__Exercise task__
Search the listing for "Optimized" and copy every line where it appears.
* BEGIN Items *
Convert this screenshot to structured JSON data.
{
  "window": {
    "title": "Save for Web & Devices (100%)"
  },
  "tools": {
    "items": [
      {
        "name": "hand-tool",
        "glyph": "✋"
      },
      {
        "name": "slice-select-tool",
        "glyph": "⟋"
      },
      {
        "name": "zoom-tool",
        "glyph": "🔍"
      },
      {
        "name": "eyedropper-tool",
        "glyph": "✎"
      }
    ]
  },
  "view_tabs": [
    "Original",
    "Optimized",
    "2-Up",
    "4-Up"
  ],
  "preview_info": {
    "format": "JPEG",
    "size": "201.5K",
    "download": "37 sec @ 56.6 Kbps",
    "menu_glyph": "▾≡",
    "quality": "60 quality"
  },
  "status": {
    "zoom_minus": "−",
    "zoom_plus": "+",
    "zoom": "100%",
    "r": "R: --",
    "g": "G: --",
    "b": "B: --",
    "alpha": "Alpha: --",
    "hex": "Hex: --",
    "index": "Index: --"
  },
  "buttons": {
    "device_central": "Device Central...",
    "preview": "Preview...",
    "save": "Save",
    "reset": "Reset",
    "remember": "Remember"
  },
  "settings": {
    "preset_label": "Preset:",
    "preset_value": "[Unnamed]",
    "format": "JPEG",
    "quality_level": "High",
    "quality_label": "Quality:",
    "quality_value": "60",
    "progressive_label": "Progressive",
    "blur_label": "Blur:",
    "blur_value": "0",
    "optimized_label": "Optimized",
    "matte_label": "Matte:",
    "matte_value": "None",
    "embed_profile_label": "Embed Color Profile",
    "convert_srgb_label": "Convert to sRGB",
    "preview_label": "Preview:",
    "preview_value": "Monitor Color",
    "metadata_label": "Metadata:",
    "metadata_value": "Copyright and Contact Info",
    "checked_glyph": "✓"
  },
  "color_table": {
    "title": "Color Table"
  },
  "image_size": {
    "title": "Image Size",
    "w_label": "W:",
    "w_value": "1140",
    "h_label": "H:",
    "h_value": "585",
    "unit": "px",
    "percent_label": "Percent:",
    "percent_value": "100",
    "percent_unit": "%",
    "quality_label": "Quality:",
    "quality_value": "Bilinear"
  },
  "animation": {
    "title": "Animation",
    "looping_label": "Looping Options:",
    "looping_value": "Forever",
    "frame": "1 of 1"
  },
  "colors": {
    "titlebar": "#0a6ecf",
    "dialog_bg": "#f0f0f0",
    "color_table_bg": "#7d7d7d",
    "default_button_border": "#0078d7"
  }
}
* END Items *
__Solution for this exercise__
    "Optimized",
    "optimized_label": "Optimized",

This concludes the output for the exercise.